You can reach us at the following numbers:
Store # - [813-XXX-XXXX]
Dr. Bickoff # - [813-XXX-XXXX]
(Doc. 26-1, at 9) An August 30th letter from Pearle Vision contractually defaulted the defendants and terminated PV Citrus Park's franchise. Nonetheless, the defendants left outside the abandoned store a marquee displaying Pearle Vision's trademark.

I. Damages Available to Pearle Vision

First, Pearle Vision seeks (1) $7,925.83 due from before the expiration of the PV New Tampa franchise agreement and (2) $6,699.22 due from before the termination of the PV Citrus Park franchise agreement. Pearle Vision submits (Doc. 25-7) an itemized statement of royalties, merchandise, and advertising.

Second, for lost profit for the early termination of PV Citrus Park, Pearle Vision seeks expectation damages of $38,509, which equals the royalty payment for the first six months of 2011 (until the July 1, 2011, abandonment) applied through April 2, 2013, the day of the franchise's contractual expiration. (Doc. 25-5)

Third, supported by a declaration of counsel (Doc. 25-8) accompanied by a detailed accounting and a bill of costs, Pearle Vision seeks $26,643.94 in attorney fees and $725 in costs.

■ Data lines ■

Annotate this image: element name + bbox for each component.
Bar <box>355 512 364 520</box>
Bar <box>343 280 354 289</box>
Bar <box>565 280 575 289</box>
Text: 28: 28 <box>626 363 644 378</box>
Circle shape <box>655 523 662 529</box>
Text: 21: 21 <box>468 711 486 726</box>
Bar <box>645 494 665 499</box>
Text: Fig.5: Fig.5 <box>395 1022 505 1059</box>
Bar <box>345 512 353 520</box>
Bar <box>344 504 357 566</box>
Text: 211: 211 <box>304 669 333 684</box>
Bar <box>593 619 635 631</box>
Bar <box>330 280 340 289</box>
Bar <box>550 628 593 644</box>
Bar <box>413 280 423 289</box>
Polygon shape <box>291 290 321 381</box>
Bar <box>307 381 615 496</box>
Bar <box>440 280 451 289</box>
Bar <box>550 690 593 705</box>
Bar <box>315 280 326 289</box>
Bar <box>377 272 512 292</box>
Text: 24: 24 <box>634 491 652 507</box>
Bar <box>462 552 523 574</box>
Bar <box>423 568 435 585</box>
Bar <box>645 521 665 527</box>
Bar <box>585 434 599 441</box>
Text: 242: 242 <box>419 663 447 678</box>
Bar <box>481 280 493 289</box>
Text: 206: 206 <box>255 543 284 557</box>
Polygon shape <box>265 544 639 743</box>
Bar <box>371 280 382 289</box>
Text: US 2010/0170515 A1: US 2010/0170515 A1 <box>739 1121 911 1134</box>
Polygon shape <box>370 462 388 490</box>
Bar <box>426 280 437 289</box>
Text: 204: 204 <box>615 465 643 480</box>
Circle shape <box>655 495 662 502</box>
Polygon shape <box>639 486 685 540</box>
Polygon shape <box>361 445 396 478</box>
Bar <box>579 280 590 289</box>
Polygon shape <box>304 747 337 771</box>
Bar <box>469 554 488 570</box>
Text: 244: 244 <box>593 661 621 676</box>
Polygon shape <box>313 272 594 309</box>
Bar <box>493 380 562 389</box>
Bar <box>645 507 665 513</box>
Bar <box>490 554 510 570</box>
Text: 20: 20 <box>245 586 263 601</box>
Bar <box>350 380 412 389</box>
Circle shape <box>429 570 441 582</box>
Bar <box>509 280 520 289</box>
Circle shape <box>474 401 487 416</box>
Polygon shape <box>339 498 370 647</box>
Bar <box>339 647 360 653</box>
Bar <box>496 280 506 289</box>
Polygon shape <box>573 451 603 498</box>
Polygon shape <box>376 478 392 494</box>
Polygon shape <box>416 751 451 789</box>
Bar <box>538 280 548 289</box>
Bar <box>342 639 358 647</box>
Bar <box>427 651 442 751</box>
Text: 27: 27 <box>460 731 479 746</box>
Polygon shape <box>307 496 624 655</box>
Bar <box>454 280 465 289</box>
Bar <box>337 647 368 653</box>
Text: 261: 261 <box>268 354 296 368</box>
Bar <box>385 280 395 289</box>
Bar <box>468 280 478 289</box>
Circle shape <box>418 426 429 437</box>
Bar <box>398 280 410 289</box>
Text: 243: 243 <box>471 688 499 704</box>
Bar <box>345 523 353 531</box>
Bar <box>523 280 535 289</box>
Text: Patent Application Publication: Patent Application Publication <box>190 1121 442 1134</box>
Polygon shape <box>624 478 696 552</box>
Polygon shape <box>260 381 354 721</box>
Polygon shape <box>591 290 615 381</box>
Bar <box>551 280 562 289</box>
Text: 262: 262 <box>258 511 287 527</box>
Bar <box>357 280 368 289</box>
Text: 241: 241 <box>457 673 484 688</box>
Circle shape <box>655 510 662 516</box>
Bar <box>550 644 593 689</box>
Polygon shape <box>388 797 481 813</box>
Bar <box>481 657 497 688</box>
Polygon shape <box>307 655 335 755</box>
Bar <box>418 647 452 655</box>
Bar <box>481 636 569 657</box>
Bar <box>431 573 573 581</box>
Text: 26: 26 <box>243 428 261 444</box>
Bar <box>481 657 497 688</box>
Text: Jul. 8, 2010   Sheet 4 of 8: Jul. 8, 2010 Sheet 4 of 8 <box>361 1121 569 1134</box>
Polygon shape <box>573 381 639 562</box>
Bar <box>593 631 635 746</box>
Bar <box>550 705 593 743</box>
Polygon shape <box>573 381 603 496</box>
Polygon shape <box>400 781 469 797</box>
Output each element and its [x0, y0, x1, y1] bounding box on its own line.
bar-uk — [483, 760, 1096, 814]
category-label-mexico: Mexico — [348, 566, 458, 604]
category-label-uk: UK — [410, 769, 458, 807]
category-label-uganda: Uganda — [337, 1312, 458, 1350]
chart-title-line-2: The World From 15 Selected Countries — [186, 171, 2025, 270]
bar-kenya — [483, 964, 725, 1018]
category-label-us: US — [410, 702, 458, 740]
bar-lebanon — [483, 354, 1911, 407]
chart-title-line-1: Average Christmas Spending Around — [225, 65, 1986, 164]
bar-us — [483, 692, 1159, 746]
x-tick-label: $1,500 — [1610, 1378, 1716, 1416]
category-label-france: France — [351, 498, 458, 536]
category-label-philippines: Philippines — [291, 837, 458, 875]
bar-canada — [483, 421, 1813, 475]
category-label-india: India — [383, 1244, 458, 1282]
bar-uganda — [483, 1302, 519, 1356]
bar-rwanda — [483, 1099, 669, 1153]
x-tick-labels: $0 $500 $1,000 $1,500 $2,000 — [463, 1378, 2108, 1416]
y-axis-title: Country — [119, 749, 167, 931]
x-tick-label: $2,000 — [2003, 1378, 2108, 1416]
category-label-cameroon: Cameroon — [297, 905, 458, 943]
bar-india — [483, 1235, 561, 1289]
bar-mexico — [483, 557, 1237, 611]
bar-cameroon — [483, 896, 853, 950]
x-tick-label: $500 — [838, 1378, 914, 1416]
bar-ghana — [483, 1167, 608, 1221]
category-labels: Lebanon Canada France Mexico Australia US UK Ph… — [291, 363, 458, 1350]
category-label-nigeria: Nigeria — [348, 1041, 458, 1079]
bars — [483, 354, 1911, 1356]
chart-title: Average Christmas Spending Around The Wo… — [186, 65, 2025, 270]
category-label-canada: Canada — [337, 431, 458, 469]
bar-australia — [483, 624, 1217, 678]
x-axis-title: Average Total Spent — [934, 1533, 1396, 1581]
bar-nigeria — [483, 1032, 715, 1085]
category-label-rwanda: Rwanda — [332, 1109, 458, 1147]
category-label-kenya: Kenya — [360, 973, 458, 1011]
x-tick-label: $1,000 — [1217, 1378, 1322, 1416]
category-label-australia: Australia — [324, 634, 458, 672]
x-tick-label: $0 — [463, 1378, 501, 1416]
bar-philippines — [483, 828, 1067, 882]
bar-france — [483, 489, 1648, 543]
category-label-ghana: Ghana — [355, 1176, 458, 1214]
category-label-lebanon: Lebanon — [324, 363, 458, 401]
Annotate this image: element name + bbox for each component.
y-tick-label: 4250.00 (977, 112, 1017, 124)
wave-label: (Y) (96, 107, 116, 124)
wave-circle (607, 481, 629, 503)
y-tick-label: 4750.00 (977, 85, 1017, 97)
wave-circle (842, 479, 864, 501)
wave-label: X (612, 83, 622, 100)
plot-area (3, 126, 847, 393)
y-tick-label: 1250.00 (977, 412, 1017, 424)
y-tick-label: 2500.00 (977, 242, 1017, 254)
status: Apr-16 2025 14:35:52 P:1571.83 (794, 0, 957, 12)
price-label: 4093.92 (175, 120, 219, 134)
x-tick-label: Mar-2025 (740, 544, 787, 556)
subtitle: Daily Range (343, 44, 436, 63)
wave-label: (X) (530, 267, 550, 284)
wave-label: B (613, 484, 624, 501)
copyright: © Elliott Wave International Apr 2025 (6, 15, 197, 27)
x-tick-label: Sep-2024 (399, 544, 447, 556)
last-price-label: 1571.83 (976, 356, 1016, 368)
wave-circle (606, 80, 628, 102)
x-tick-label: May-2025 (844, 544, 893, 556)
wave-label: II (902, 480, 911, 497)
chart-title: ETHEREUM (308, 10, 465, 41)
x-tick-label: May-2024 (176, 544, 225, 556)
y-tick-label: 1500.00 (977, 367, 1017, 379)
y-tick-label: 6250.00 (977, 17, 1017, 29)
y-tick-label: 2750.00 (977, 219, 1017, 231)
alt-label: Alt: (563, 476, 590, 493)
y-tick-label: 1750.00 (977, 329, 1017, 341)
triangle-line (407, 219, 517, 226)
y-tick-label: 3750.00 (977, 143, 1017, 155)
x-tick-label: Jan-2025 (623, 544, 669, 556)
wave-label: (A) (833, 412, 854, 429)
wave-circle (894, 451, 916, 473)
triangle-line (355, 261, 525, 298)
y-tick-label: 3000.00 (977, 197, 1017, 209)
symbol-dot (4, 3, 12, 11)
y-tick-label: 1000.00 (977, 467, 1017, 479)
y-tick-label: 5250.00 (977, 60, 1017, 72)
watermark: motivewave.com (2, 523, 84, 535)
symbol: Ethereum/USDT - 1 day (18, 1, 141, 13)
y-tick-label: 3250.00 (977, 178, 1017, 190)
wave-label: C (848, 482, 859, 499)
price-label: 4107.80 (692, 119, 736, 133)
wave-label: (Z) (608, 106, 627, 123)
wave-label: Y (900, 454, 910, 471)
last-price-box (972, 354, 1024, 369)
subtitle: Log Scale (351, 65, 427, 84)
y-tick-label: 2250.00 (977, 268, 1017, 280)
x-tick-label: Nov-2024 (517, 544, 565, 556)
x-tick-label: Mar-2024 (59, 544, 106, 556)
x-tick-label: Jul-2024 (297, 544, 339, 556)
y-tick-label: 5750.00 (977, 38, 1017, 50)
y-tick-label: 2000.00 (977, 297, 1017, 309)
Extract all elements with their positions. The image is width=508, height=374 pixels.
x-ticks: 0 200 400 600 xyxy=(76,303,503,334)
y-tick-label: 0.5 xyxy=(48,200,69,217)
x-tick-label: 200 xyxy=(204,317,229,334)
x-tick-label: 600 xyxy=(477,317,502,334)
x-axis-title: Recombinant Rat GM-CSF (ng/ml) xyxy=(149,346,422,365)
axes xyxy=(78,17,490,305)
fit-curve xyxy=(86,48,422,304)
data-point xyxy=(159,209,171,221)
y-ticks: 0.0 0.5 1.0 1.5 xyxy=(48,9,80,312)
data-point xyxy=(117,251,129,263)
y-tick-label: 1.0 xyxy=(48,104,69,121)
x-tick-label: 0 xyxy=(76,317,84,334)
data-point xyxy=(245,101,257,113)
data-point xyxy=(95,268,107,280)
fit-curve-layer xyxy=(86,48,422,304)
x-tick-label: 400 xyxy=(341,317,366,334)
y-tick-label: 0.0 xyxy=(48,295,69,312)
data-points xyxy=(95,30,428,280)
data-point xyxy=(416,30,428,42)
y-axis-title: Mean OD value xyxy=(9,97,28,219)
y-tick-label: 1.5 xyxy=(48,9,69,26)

■ Objectives ■
a) From the Pearle Vision damages passage, reproduce everything from "First, Pearle Vision" down to "merchandise, and advertising.".
b) According to the Pearle Vision damages passage, what amount in attorney fees does Pearle Vision seek?
c) Carry on with the Pearle Vision damages passage, starting after its final sentence.

■ Results in order ■
a)
First, Pearle Vision seeks (1) $7,925.83 due from before the expiration of the PV New Tampa franchise agreement and (2) $6,699.22 due from before the termination of the PV Citrus Park franchise agreement. Pearle Vision submits (Doc. 25-7) an itemized statement of royalties, merchandise, and advertising.

b) $26,643.94

c)
II. Damages Under the Lanham Act

Under the Lanham Act, 15 U.S.C. §§ 1051-1141n, Pearle Vision seeks $129,023, which purportedly equals the defendants' profit from trademark infringement at the abandoned store. The Lanham Act entitles a successful plaintiff to "(1) [the] defendant's profits, (2) any damages sustained by the plaintiff, and (3) the costs of the action." 15 U.S.C. § 1117(a); Babbit Electronics, Inc. v. Dynascan Corp., 38 F.3d 1161, 1182 (11th Cir. 1994) ("This recovery is cumulative, that is, the Court may award [the plaintiff] both its damages and [the defendant's] profit[]."); see also Ramada Inns, Inc. v. Gadsden Motel Co., 804 F.2d 1562 (11th Cir. 1987) (permitting a franchisor to recover from a franchisee (1) liquidated damages for breach of contract and (2) the franchisee's profit from trademark infringement occurring after terminating the franchise agreement that granted the franchisee permission to use the mark).

Section 1117(a) requires Pearle Vision to prove the defendants' sales revenue and the defendants to prove each expense or cost the defendants seek to deduct. Attempting to calculate the abandoned store's sales revenue between September 1,

2011, and January 31, 2012, Pearle Vision derives PV Citrus Park's historical sales revenue (from when the store was operating) and applies the number through January 30, 2012 (as if the store continued to operate).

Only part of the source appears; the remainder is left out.